Pick out the lines in the listing below that contain the word "Sensor" and copy them.

········

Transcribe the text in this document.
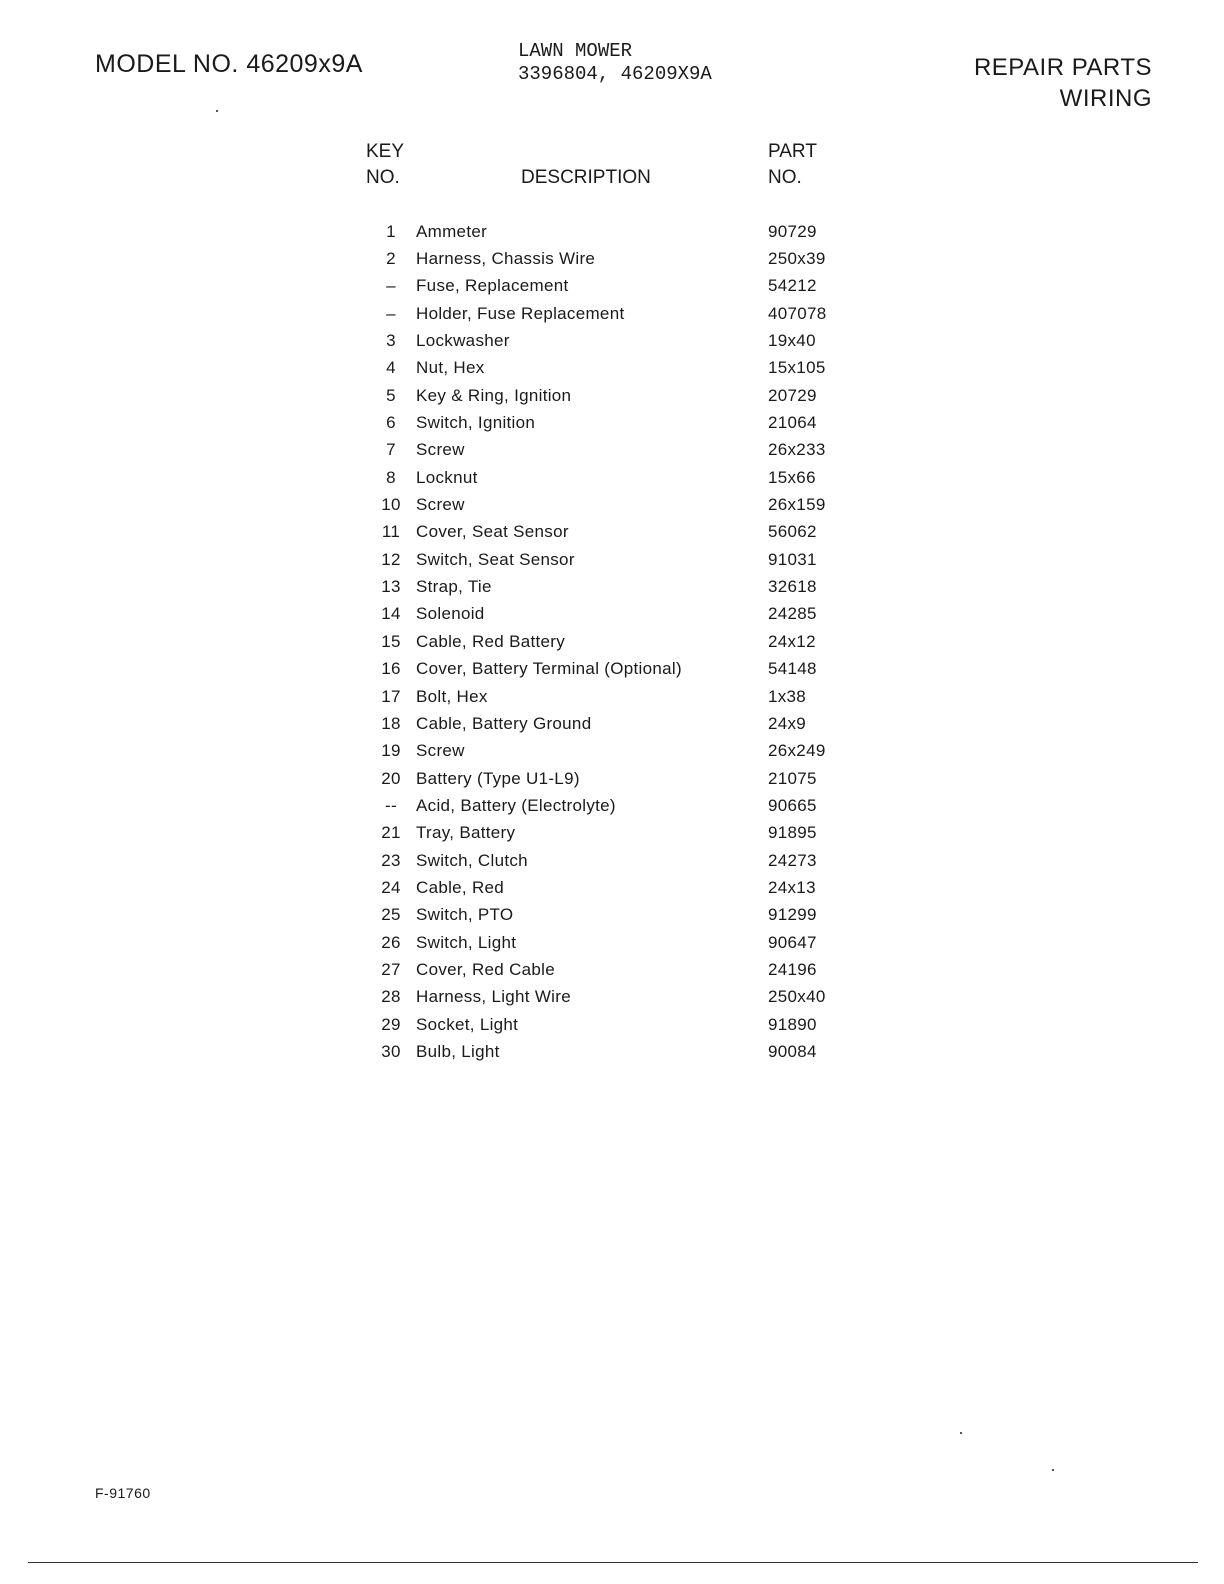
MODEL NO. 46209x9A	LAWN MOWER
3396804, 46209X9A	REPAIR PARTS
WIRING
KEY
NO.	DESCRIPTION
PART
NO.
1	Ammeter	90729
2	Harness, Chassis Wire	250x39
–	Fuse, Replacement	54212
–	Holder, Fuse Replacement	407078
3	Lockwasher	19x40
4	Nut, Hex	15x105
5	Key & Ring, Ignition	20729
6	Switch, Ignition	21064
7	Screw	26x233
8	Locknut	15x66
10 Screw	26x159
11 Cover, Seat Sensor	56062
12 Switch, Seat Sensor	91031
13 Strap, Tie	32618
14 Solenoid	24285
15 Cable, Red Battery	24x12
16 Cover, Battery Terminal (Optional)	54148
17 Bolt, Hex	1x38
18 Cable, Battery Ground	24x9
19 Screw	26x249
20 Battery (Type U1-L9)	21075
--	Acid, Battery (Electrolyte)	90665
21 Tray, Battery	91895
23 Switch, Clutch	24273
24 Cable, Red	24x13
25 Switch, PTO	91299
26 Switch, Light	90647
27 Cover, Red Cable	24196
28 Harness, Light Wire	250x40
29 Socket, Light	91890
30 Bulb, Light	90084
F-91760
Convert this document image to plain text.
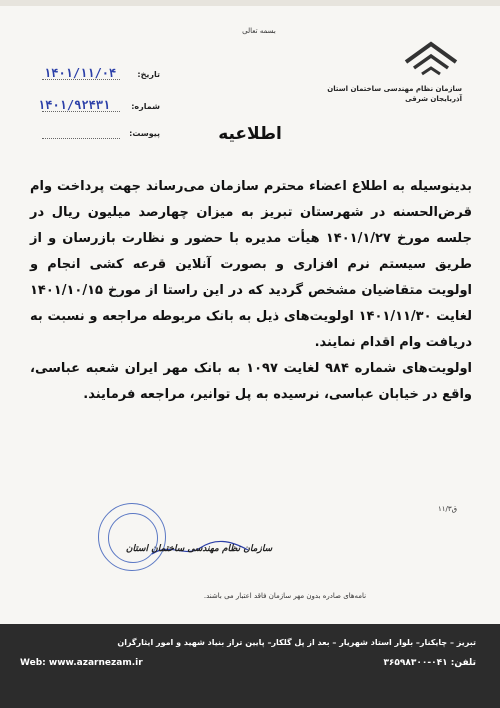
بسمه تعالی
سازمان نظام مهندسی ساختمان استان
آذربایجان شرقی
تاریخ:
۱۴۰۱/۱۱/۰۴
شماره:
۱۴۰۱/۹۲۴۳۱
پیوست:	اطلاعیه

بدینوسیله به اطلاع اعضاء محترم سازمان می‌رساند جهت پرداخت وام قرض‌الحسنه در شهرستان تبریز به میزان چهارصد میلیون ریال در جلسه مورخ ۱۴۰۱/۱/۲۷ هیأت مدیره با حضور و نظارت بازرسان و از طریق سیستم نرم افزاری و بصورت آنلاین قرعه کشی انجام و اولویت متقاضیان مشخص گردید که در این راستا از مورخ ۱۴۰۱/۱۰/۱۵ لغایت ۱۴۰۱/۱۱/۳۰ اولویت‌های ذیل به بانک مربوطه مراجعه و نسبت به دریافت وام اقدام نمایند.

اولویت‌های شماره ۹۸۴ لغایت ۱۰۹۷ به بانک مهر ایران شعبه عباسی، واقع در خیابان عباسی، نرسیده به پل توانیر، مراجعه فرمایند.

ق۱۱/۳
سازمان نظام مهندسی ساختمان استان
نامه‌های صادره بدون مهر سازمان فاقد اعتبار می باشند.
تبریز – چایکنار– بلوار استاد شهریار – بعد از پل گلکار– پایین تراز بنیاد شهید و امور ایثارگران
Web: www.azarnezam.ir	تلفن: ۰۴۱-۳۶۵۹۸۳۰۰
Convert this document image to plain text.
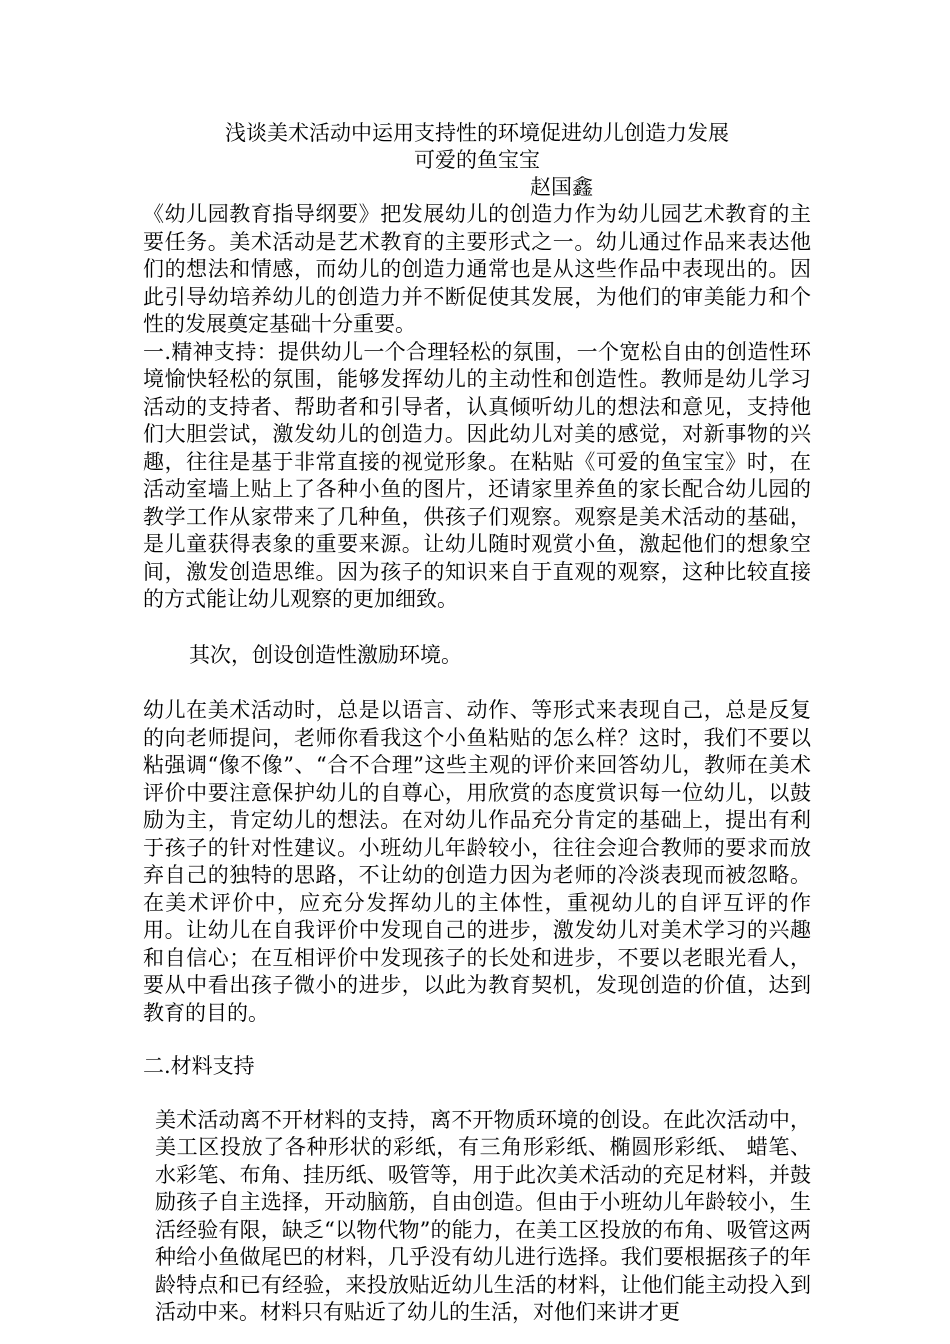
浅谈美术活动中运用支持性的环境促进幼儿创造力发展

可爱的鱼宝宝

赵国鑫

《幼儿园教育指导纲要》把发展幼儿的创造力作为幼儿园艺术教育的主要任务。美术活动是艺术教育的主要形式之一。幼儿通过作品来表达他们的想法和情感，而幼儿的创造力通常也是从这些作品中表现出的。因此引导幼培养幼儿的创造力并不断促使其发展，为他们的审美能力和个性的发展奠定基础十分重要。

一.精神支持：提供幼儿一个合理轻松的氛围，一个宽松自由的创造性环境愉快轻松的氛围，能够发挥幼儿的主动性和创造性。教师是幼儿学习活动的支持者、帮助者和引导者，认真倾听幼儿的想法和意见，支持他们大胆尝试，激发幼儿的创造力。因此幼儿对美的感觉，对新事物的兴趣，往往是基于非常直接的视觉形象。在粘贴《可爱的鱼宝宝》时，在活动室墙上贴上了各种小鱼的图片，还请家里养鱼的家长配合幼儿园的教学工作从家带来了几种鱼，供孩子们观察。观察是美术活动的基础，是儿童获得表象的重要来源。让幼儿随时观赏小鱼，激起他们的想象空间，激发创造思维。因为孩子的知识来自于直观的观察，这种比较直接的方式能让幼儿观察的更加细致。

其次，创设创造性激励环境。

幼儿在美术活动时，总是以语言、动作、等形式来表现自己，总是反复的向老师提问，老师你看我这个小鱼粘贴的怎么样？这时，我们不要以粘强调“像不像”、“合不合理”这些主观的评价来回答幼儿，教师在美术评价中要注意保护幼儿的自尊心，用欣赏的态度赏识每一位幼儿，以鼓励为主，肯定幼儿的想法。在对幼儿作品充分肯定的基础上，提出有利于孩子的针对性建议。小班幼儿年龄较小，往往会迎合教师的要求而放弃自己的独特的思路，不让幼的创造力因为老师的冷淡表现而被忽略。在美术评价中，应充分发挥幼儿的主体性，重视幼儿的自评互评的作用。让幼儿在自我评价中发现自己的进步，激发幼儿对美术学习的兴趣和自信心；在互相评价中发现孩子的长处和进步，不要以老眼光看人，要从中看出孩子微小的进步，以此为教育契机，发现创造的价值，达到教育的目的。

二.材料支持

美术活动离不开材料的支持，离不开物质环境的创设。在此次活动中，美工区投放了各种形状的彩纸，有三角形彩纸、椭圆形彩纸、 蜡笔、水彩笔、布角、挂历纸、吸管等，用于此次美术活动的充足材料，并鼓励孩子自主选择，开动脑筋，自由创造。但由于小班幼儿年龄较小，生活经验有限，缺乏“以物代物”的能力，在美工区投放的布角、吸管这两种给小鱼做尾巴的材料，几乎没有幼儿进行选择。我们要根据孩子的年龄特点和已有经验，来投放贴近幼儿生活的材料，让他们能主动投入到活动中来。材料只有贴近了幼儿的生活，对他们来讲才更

········

▶ _Solution to the problem_
11 Cover, Seat Sensor	56062
12 Switch, Seat Sensor	91031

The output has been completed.